▸ Instructions to follow
Pick out and copy every line of the records that contains the string "poster". Case matters.

***

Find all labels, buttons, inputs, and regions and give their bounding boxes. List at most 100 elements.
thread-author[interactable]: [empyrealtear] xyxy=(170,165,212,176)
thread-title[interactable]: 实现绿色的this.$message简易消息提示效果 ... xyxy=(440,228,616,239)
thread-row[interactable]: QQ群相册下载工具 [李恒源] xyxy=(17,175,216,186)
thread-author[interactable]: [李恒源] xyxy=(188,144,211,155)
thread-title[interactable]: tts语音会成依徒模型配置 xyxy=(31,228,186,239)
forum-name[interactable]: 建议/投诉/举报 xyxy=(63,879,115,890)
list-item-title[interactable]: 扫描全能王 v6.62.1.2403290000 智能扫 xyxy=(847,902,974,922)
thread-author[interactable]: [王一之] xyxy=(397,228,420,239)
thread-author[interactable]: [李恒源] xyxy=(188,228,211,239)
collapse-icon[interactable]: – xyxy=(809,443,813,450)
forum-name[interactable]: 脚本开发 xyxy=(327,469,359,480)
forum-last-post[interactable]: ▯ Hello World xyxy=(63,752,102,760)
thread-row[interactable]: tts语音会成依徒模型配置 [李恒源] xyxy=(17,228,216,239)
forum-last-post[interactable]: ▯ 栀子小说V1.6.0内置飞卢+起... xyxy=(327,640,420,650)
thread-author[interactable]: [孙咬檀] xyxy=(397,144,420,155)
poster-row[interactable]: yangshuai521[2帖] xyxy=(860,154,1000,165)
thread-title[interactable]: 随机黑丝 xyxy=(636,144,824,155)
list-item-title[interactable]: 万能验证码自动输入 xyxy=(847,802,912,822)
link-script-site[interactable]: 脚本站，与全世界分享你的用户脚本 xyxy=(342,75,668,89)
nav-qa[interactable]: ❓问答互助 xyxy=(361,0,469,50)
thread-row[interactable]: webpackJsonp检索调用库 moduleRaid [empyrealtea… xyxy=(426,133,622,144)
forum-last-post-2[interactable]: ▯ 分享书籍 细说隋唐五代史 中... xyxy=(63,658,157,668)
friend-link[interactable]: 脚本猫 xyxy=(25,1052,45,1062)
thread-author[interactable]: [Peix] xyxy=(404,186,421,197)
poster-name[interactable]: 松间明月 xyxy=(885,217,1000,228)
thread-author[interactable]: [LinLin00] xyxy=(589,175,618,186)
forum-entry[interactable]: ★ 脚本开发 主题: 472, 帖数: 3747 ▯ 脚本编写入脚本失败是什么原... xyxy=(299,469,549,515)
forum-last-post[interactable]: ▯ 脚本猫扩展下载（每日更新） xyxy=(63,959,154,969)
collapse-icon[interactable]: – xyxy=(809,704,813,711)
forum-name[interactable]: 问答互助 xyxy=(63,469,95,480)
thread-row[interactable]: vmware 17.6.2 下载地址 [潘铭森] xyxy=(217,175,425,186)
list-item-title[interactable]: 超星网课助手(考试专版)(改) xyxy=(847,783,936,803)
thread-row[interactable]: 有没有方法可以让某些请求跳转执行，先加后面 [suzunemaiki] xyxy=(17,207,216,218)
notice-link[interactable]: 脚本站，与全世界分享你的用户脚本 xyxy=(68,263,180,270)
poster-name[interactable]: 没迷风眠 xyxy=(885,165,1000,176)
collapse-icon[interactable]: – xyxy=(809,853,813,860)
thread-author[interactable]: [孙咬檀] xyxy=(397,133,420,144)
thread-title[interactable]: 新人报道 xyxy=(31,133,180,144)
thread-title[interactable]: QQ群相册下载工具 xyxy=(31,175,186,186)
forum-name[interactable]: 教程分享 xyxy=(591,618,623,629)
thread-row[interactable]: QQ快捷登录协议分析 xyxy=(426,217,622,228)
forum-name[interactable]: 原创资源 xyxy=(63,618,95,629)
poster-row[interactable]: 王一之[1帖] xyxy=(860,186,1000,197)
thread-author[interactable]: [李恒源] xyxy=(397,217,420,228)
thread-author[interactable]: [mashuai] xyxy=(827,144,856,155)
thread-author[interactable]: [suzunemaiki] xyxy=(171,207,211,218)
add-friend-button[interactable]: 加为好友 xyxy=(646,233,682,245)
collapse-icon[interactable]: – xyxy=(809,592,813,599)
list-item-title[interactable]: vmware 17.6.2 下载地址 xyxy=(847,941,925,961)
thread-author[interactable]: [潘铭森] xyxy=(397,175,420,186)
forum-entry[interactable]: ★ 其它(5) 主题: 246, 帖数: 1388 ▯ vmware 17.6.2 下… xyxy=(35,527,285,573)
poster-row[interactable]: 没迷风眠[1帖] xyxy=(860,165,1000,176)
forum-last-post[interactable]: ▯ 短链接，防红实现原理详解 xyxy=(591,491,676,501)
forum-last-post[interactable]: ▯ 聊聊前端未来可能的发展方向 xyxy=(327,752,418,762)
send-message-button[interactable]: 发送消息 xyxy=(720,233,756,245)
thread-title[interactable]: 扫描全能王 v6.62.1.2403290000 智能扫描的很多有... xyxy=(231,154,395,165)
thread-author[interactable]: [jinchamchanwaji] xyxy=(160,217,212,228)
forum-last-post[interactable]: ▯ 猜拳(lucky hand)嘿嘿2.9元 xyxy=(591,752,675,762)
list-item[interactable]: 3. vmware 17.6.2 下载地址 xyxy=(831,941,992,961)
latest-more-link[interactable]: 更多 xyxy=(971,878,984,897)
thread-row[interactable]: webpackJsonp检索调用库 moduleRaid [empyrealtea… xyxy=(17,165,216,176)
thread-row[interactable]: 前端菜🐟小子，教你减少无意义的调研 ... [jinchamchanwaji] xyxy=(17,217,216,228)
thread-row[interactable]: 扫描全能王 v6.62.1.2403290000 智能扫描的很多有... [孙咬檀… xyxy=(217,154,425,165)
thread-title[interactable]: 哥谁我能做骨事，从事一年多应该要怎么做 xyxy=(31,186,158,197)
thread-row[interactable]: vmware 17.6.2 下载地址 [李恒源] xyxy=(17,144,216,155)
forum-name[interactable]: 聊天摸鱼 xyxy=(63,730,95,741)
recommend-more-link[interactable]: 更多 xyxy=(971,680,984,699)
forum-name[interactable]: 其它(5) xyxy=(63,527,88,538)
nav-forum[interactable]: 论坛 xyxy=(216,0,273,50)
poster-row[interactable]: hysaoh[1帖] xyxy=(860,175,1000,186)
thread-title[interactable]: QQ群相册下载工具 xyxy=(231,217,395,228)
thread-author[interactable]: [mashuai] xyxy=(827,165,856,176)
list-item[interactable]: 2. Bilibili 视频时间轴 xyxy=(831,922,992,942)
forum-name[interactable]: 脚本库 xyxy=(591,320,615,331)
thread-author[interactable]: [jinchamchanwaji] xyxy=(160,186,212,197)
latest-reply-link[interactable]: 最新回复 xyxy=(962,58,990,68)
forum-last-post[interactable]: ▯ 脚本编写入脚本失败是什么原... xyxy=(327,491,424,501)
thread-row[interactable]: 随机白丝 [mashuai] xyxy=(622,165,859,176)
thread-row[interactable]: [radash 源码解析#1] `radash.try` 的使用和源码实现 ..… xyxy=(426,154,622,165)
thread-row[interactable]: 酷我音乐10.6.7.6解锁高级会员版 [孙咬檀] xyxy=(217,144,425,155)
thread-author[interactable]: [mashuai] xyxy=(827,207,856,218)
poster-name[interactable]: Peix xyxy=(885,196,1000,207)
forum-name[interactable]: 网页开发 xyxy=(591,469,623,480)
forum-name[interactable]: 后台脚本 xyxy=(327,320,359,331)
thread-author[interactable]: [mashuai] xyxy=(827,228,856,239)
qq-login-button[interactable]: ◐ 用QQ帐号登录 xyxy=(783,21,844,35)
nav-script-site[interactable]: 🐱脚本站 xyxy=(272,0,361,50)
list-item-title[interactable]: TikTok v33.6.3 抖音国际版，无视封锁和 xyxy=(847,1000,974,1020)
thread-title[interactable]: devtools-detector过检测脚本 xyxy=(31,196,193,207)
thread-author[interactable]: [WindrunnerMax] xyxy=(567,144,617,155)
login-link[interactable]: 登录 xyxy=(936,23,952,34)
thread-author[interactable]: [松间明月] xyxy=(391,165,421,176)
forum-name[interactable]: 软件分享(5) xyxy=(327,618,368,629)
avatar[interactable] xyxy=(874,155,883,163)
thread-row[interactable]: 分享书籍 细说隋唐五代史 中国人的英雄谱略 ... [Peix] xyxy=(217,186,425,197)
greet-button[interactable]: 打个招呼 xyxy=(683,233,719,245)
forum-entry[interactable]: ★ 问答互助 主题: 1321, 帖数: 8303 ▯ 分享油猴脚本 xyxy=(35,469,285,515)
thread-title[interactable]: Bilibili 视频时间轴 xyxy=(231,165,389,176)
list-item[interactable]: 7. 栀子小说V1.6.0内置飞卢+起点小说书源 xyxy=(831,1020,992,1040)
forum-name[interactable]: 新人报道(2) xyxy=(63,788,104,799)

***

▸ Answer in full
poster-row[interactable]: yangshuai521[2帖] xyxy=(860,154,1000,165)
poster-name[interactable]: 松间明月 xyxy=(885,217,1000,228)
poster-name[interactable]: 没迷风眠 xyxy=(885,165,1000,176)
poster-row[interactable]: 王一之[1帖] xyxy=(860,186,1000,197)
poster-row[interactable]: 没迷风眠[1帖] xyxy=(860,165,1000,176)
poster-row[interactable]: hysaoh[1帖] xyxy=(860,175,1000,186)
poster-name[interactable]: Peix xyxy=(885,196,1000,207)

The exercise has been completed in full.